▶ [MATERIAL SHOWN]
┄┄┄┄┄┄

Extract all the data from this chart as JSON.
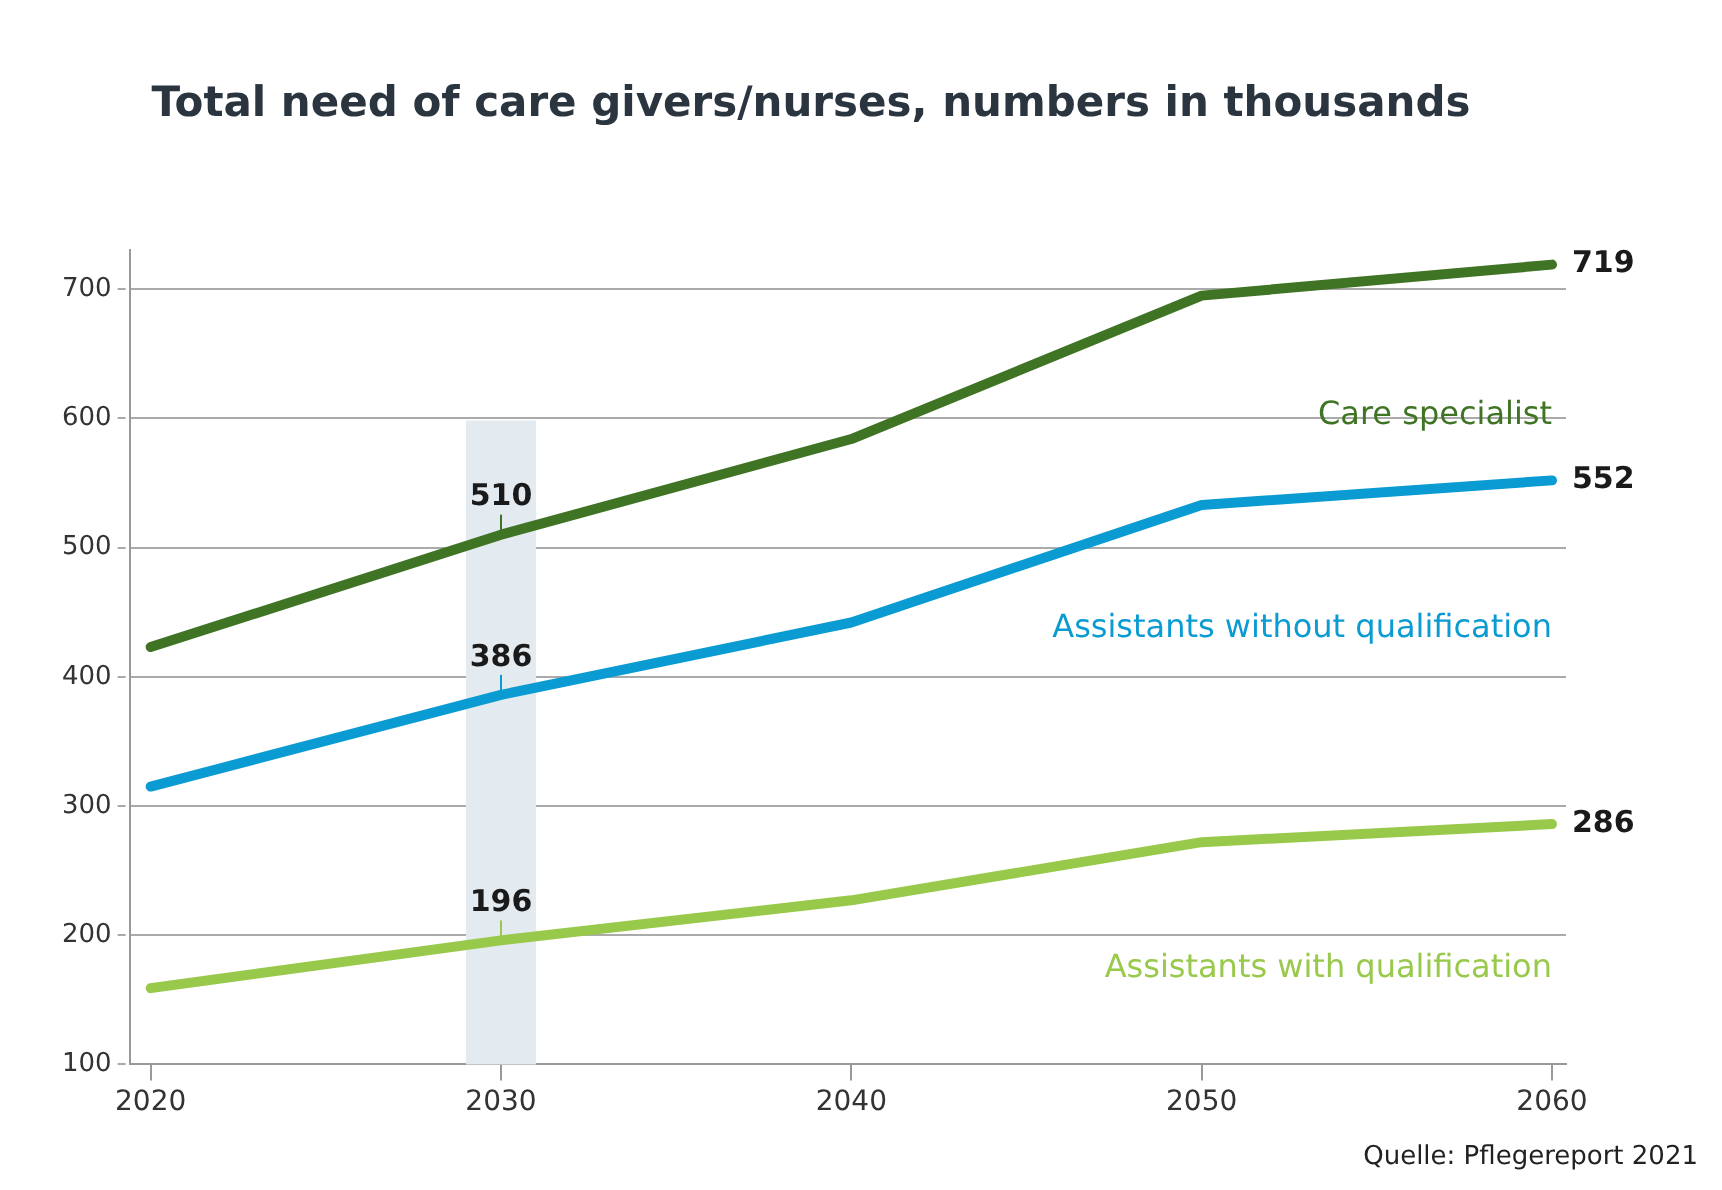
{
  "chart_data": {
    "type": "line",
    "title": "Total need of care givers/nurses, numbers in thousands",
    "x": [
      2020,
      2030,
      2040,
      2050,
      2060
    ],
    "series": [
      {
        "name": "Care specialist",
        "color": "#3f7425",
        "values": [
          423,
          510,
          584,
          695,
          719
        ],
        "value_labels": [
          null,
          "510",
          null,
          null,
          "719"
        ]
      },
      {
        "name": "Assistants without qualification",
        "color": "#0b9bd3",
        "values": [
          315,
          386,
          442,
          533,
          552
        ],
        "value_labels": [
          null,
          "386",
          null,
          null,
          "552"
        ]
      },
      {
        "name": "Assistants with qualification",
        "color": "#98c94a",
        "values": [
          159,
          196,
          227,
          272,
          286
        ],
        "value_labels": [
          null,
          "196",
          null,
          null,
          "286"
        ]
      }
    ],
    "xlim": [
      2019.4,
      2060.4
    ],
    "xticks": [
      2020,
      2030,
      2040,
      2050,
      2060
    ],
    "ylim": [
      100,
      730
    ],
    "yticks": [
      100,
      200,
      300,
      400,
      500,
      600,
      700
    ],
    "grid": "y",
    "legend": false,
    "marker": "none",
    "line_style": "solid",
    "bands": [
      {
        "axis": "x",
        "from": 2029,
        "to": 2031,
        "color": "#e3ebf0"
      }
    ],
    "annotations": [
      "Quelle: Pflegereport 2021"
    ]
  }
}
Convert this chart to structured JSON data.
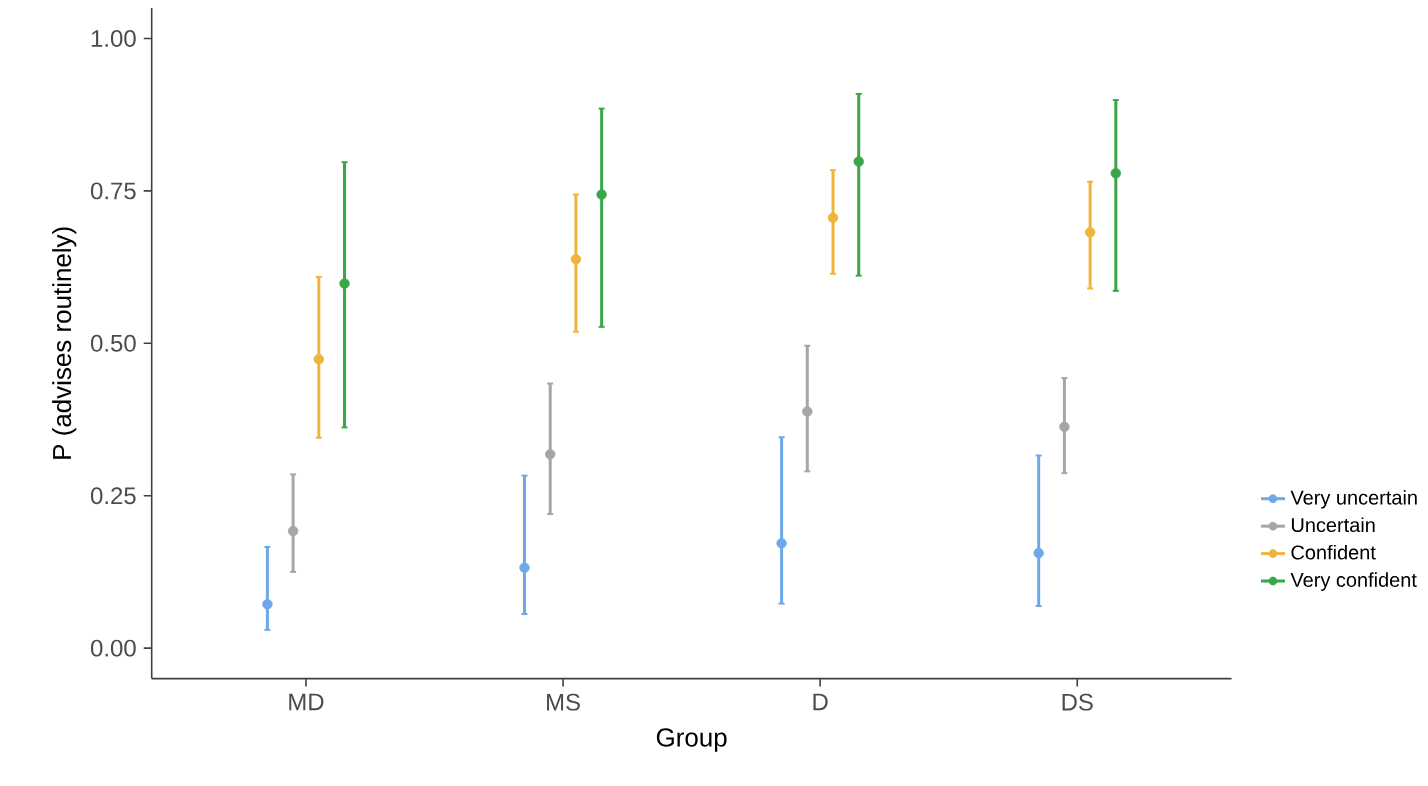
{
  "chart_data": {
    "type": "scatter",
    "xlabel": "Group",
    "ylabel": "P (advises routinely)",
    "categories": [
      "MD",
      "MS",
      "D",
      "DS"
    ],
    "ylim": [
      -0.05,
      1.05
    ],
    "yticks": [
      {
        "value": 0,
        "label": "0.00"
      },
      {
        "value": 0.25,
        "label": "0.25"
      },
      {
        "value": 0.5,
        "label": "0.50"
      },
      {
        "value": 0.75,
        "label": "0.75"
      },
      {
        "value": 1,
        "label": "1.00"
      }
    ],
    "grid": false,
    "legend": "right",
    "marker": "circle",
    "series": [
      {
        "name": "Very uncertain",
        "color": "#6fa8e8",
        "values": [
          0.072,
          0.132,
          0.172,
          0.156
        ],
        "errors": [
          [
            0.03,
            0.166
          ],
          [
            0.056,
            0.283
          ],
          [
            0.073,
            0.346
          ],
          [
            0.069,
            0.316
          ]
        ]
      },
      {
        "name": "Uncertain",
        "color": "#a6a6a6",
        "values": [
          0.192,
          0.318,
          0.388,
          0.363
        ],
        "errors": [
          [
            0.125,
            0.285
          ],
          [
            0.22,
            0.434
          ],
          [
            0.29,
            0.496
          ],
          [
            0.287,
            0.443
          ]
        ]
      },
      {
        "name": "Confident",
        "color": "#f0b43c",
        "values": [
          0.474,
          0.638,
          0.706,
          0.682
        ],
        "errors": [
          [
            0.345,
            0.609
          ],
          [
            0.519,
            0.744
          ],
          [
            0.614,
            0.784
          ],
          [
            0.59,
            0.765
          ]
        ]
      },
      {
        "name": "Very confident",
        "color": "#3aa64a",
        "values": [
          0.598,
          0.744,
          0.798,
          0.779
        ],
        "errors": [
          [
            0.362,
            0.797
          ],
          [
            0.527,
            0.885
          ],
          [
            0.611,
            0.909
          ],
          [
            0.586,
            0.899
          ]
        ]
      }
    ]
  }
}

┄┄┄┄┄┄

▶ [TASK BRIEF] Quote every entry exactly, with the pictures omitted.

▶ [REPLY TO THE EXERCISE]
Extract all the data from this chart as JSON.
{
  "chart_data": {
    "type": "line",
    "title": "Total need of care givers/nurses, numbers in thousands",
    "x": [
      2020,
      2030,
      2040,
      2050,
      2060
    ],
    "series": [
      {
        "name": "Care specialist",
        "color": "#3f7425",
        "values": [
          423,
          510,
          584,
          695,
          719
        ],
        "value_labels": [
          null,
          "510",
          null,
          null,
          "719"
        ]
      },
      {
        "name": "Assistants without qualification",
        "color": "#0b9bd3",
        "values": [
          315,
          386,
          442,
          533,
          552
        ],
        "value_labels": [
          null,
          "386",
          null,
          null,
          "552"
        ]
      },
      {
        "name": "Assistants with qualification",
        "color": "#98c94a",
        "values": [
          159,
          196,
          227,
          272,
          286
        ],
        "value_labels": [
          null,
          "196",
          null,
          null,
          "286"
        ]
      }
    ],
    "xlim": [
      2019.4,
      2060.4
    ],
    "xticks": [
      2020,
      2030,
      2040,
      2050,
      2060
    ],
    "ylim": [
      100,
      730
    ],
    "yticks": [
      100,
      200,
      300,
      400,
      500,
      600,
      700
    ],
    "grid": "y",
    "legend": false,
    "marker": "none",
    "line_style": "solid",
    "bands": [
      {
        "axis": "x",
        "from": 2029,
        "to": 2031,
        "color": "#e3ebf0"
      }
    ],
    "annotations": [
      "Quelle: Pflegereport 2021"
    ]
  }
}
Convert this chart to structured JSON data.
{
  "chart_data": {
    "type": "scatter",
    "xlabel": "Group",
    "ylabel": "P (advises routinely)",
    "categories": [
      "MD",
      "MS",
      "D",
      "DS"
    ],
    "ylim": [
      -0.05,
      1.05
    ],
    "yticks": [
      {
        "value": 0,
        "label": "0.00"
      },
      {
        "value": 0.25,
        "label": "0.25"
      },
      {
        "value": 0.5,
        "label": "0.50"
      },
      {
        "value": 0.75,
        "label": "0.75"
      },
      {
        "value": 1,
        "label": "1.00"
      }
    ],
    "grid": false,
    "legend": "right",
    "marker": "circle",
    "series": [
      {
        "name": "Very uncertain",
        "color": "#6fa8e8",
        "values": [
          0.072,
          0.132,
          0.172,
          0.156
        ],
        "errors": [
          [
            0.03,
            0.166
          ],
          [
            0.056,
            0.283
          ],
          [
            0.073,
            0.346
          ],
          [
            0.069,
            0.316
          ]
        ]
      },
      {
        "name": "Uncertain",
        "color": "#a6a6a6",
        "values": [
          0.192,
          0.318,
          0.388,
          0.363
        ],
        "errors": [
          [
            0.125,
            0.285
          ],
          [
            0.22,
            0.434
          ],
          [
            0.29,
            0.496
          ],
          [
            0.287,
            0.443
          ]
        ]
      },
      {
        "name": "Confident",
        "color": "#f0b43c",
        "values": [
          0.474,
          0.638,
          0.706,
          0.682
        ],
        "errors": [
          [
            0.345,
            0.609
          ],
          [
            0.519,
            0.744
          ],
          [
            0.614,
            0.784
          ],
          [
            0.59,
            0.765
          ]
        ]
      },
      {
        "name": "Very confident",
        "color": "#3aa64a",
        "values": [
          0.598,
          0.744,
          0.798,
          0.779
        ],
        "errors": [
          [
            0.362,
            0.797
          ],
          [
            0.527,
            0.885
          ],
          [
            0.611,
            0.909
          ],
          [
            0.586,
            0.899
          ]
        ]
      }
    ]
  }
}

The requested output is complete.